### What needs to be done
Write every line out verbatim and omit the pictures.

### Given records
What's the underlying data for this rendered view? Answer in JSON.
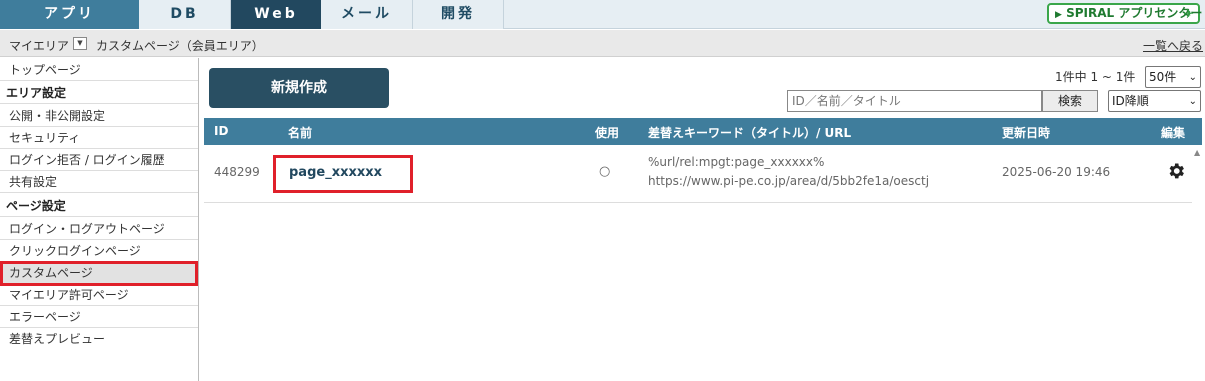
{
  "tabs": [
    {
      "label": "アプリ"
    },
    {
      "label": "DB"
    },
    {
      "label": "Web"
    },
    {
      "label": "メール"
    },
    {
      "label": "開発"
    }
  ],
  "spiral_button": {
    "label": "SPIRAL アプリセンター",
    "icon": "airplane-icon"
  },
  "breadcrumb": {
    "area": "マイエリア",
    "page": "カスタムページ（会員エリア）",
    "back_link": "一覧へ戻る"
  },
  "sidebar": {
    "top": "トップページ",
    "area_settings_head": "エリア設定",
    "area_items": [
      "公開・非公開設定",
      "セキュリティ",
      "ログイン拒否 / ログイン履歴",
      "共有設定"
    ],
    "page_settings_head": "ページ設定",
    "page_items": [
      "ログイン・ログアウトページ",
      "クリックログインページ",
      "カスタムページ",
      "マイエリア許可ページ",
      "エラーページ",
      "差替えプレビュー"
    ]
  },
  "toolbar": {
    "new_button": "新規作成",
    "page_count": "1件中 1 ~ 1件",
    "per_page": "50件",
    "search_placeholder": "ID／名前／タイトル",
    "search_button": "検索",
    "sort": "ID降順"
  },
  "table": {
    "headers": {
      "id": "ID",
      "name": "名前",
      "use": "使用",
      "keyword": "差替えキーワード（タイトル）/ URL",
      "updated": "更新日時",
      "edit": "編集"
    },
    "rows": [
      {
        "id": "448299",
        "name": "page_xxxxxx",
        "use": "○",
        "keyword": "%url/rel:mpgt:page_xxxxxx%",
        "url": "https://www.pi-pe.co.jp/area/d/5bb2fe1a/oesctj",
        "updated": "2025-06-20 19:46",
        "edit_icon": "gear-icon"
      }
    ]
  },
  "colors": {
    "header_blue": "#3f7d9c",
    "dark_navy": "#22485f",
    "highlight_red": "#e0202a",
    "spiral_green": "#3aa64a"
  }
}
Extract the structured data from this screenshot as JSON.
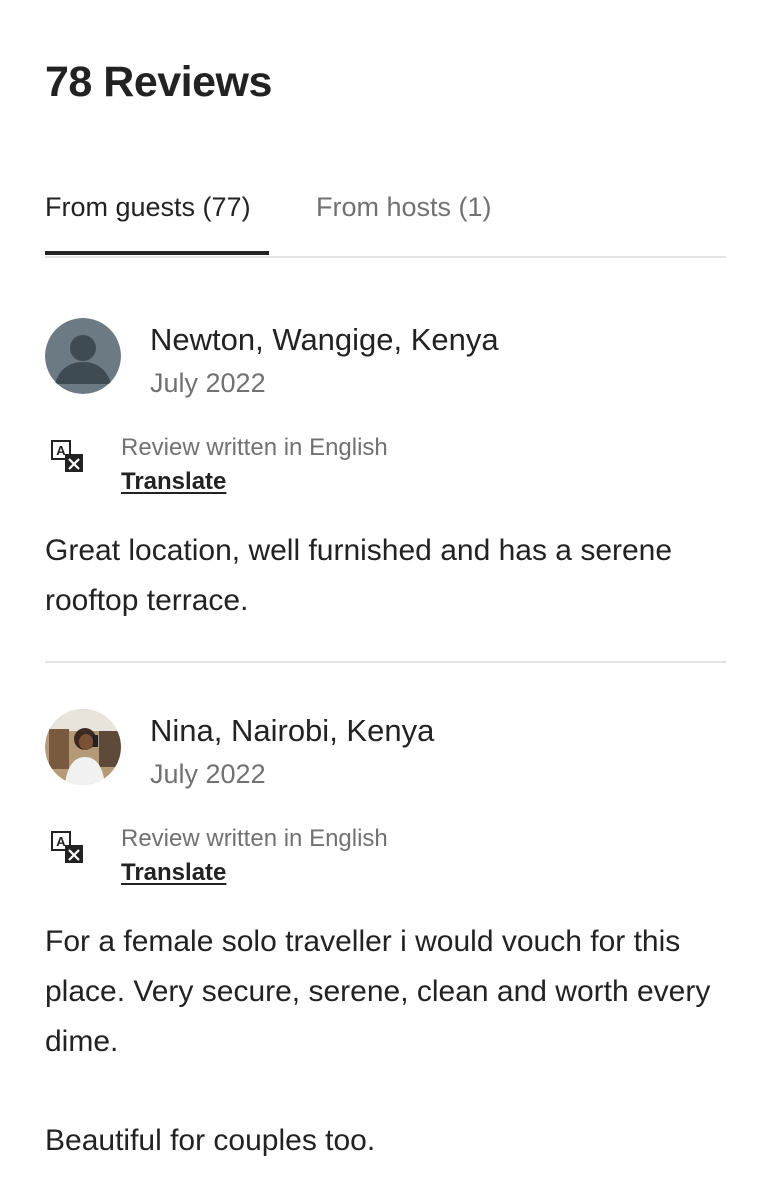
{
  "header": {
    "title": "78 Reviews"
  },
  "tabs": [
    {
      "label": "From guests (77)",
      "active": true
    },
    {
      "label": "From hosts (1)",
      "active": false
    }
  ],
  "colors": {
    "primary_text": "#222222",
    "secondary_text": "#717171",
    "divider": "#e4e4e4"
  },
  "reviews": [
    {
      "name": "Newton, Wangige, Kenya",
      "date": "July 2022",
      "avatar_icon": "default-user-avatar-icon",
      "language_note": "Review written in English",
      "translate_label": "Translate",
      "text": "Great location, well furnished and has a serene rooftop terrace."
    },
    {
      "name": "Nina, Nairobi, Kenya",
      "date": "July 2022",
      "avatar_icon": "user-photo-avatar",
      "language_note": "Review written in English",
      "translate_label": "Translate",
      "text_paragraphs": [
        "For a female solo traveller i would vouch for this place. Very secure, serene, clean and worth every dime.",
        "Beautiful for couples too."
      ]
    }
  ]
}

### Answer to the task
What's the underlying data for this rendered view? Answer in JSON.
{
  "tabs": [
    {
      "label": "アプリ"
    },
    {
      "label": "DB"
    },
    {
      "label": "Web"
    },
    {
      "label": "メール"
    },
    {
      "label": "開発"
    }
  ],
  "spiral_button": {
    "label": "SPIRAL アプリセンター",
    "icon": "airplane-icon"
  },
  "breadcrumb": {
    "area": "マイエリア",
    "page": "カスタムページ（会員エリア）",
    "back_link": "一覧へ戻る"
  },
  "sidebar": {
    "top": "トップページ",
    "area_settings_head": "エリア設定",
    "area_items": [
      "公開・非公開設定",
      "セキュリティ",
      "ログイン拒否 / ログイン履歴",
      "共有設定"
    ],
    "page_settings_head": "ページ設定",
    "page_items": [
      "ログイン・ログアウトページ",
      "クリックログインページ",
      "カスタムページ",
      "マイエリア許可ページ",
      "エラーページ",
      "差替えプレビュー"
    ]
  },
  "toolbar": {
    "new_button": "新規作成",
    "page_count": "1件中 1 ~ 1件",
    "per_page": "50件",
    "search_placeholder": "ID／名前／タイトル",
    "search_button": "検索",
    "sort": "ID降順"
  },
  "table": {
    "headers": {
      "id": "ID",
      "name": "名前",
      "use": "使用",
      "keyword": "差替えキーワード（タイトル）/ URL",
      "updated": "更新日時",
      "edit": "編集"
    },
    "rows": [
      {
        "id": "448299",
        "name": "page_xxxxxx",
        "use": "○",
        "keyword": "%url/rel:mpgt:page_xxxxxx%",
        "url": "https://www.pi-pe.co.jp/area/d/5bb2fe1a/oesctj",
        "updated": "2025-06-20 19:46",
        "edit_icon": "gear-icon"
      }
    ]
  },
  "colors": {
    "header_blue": "#3f7d9c",
    "dark_navy": "#22485f",
    "highlight_red": "#e0202a",
    "spiral_green": "#3aa64a"
  }
}
Extract the structured data from this screenshot as JSON.
{
  "header": {
    "title": "78 Reviews"
  },
  "tabs": [
    {
      "label": "From guests (77)",
      "active": true
    },
    {
      "label": "From hosts (1)",
      "active": false
    }
  ],
  "colors": {
    "primary_text": "#222222",
    "secondary_text": "#717171",
    "divider": "#e4e4e4"
  },
  "reviews": [
    {
      "name": "Newton, Wangige, Kenya",
      "date": "July 2022",
      "avatar_icon": "default-user-avatar-icon",
      "language_note": "Review written in English",
      "translate_label": "Translate",
      "text": "Great location, well furnished and has a serene rooftop terrace."
    },
    {
      "name": "Nina, Nairobi, Kenya",
      "date": "July 2022",
      "avatar_icon": "user-photo-avatar",
      "language_note": "Review written in English",
      "translate_label": "Translate",
      "text_paragraphs": [
        "For a female solo traveller i would vouch for this place. Very secure, serene, clean and worth every dime.",
        "Beautiful for couples too."
      ]
    }
  ]
}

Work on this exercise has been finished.